▶ [Exercise requirements]: Reproduce the following lines verbatim, beginning at the first line of the records and stopping after the line that contains "cloud-magenta — [430, 315, 442, 323]".

* START Materials provided *

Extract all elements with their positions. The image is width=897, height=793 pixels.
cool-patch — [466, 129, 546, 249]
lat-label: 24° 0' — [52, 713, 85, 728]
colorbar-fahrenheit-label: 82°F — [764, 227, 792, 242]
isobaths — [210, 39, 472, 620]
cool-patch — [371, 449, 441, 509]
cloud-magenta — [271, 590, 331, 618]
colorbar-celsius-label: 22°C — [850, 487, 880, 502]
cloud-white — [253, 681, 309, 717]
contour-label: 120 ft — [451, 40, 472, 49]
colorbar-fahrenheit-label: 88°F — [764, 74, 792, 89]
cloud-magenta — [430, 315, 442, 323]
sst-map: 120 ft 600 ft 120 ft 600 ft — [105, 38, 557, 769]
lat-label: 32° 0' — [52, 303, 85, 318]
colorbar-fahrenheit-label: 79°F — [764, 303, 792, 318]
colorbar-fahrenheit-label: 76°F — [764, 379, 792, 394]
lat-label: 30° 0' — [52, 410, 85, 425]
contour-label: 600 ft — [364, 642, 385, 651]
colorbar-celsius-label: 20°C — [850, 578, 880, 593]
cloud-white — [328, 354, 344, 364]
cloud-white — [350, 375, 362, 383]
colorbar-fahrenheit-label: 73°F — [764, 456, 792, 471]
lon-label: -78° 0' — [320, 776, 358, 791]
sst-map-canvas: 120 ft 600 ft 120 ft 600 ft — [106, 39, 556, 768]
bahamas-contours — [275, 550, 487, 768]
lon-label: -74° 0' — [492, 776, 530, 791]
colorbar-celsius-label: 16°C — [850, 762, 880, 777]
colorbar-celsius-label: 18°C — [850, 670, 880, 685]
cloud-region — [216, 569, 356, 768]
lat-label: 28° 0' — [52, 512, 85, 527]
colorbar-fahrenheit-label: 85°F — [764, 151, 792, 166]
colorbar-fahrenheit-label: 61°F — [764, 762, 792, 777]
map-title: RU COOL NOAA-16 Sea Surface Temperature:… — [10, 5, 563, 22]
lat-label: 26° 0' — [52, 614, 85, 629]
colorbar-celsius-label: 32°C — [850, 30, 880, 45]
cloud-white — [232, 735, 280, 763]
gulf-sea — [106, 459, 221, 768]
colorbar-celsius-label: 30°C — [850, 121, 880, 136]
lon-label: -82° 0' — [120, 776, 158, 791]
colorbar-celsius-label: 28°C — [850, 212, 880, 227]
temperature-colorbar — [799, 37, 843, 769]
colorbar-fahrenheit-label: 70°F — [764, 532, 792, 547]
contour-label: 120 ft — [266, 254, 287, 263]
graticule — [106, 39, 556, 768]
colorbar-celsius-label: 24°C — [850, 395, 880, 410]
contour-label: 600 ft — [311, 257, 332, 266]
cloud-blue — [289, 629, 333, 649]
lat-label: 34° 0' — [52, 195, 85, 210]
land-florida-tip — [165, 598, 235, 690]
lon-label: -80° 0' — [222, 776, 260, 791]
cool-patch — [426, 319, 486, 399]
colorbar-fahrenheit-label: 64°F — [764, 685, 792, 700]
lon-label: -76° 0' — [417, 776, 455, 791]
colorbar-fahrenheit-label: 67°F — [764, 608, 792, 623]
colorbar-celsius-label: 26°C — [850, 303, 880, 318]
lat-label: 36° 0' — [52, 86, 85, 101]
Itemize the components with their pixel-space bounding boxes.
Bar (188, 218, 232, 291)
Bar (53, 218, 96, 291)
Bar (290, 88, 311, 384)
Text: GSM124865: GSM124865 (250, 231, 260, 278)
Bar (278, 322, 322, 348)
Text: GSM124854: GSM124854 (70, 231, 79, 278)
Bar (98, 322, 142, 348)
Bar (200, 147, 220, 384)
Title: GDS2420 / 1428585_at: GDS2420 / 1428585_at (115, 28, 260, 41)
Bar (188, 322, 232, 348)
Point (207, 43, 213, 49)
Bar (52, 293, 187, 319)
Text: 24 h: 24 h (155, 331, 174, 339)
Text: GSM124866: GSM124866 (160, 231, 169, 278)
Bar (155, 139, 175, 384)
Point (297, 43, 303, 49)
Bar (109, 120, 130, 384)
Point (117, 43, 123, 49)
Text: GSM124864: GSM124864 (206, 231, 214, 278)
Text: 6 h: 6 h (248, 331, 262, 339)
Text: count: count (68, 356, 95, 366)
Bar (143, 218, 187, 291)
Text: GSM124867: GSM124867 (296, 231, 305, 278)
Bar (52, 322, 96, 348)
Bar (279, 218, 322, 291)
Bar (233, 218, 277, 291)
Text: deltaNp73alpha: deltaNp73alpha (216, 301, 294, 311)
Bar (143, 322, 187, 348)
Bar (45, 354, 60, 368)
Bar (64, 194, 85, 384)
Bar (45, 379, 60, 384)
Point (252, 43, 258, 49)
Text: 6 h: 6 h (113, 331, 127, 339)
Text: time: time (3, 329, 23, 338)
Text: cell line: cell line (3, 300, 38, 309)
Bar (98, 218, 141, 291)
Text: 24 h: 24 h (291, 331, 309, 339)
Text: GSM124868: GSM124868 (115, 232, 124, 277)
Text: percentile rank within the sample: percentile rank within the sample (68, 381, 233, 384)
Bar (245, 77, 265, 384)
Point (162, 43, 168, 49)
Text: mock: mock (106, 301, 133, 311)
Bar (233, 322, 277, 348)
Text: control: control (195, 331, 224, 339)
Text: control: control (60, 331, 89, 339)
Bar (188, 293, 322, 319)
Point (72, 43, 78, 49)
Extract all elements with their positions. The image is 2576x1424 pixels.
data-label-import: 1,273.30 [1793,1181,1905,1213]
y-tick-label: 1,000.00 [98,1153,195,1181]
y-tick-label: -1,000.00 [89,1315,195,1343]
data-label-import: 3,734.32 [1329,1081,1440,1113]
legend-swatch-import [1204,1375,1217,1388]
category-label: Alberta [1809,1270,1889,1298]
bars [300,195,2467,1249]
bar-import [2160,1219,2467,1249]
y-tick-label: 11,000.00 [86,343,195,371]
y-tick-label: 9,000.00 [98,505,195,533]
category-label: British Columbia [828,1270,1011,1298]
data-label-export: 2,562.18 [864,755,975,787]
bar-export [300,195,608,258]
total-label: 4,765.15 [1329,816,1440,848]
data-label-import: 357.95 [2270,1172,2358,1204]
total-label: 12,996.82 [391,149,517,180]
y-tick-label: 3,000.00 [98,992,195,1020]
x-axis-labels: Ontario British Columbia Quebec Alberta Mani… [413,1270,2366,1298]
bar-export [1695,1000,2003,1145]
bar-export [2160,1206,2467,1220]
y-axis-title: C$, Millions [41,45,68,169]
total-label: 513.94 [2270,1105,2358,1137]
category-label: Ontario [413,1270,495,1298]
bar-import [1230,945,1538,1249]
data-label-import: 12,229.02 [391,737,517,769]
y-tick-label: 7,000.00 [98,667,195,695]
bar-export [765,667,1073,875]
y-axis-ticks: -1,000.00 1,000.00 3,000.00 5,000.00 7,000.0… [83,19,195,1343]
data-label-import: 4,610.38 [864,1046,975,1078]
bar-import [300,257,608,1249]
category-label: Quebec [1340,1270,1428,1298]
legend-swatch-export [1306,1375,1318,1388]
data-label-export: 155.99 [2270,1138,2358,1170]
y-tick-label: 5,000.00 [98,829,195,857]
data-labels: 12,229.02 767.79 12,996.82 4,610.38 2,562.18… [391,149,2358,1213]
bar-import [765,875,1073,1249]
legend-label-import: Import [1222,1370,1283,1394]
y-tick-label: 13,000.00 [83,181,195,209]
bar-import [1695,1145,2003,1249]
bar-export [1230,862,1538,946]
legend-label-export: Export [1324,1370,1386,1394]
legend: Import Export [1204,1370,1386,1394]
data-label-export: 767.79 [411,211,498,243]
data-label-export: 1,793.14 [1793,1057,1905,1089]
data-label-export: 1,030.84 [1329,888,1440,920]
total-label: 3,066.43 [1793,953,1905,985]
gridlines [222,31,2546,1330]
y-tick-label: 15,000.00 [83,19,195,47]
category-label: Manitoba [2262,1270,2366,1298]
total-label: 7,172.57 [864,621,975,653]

* END Materials provided *

▶ [Exercise response]:
Extract all elements with their positions. The image is width=897, height=793 pixels.
cool-patch — [466, 129, 546, 249]
lat-label: 24° 0' — [52, 713, 85, 728]
colorbar-fahrenheit-label: 82°F — [764, 227, 792, 242]
isobaths — [210, 39, 472, 620]
cool-patch — [371, 449, 441, 509]
cloud-magenta — [271, 590, 331, 618]
colorbar-celsius-label: 22°C — [850, 487, 880, 502]
cloud-white — [253, 681, 309, 717]
contour-label: 120 ft — [451, 40, 472, 49]
colorbar-fahrenheit-label: 88°F — [764, 74, 792, 89]
cloud-magenta — [430, 315, 442, 323]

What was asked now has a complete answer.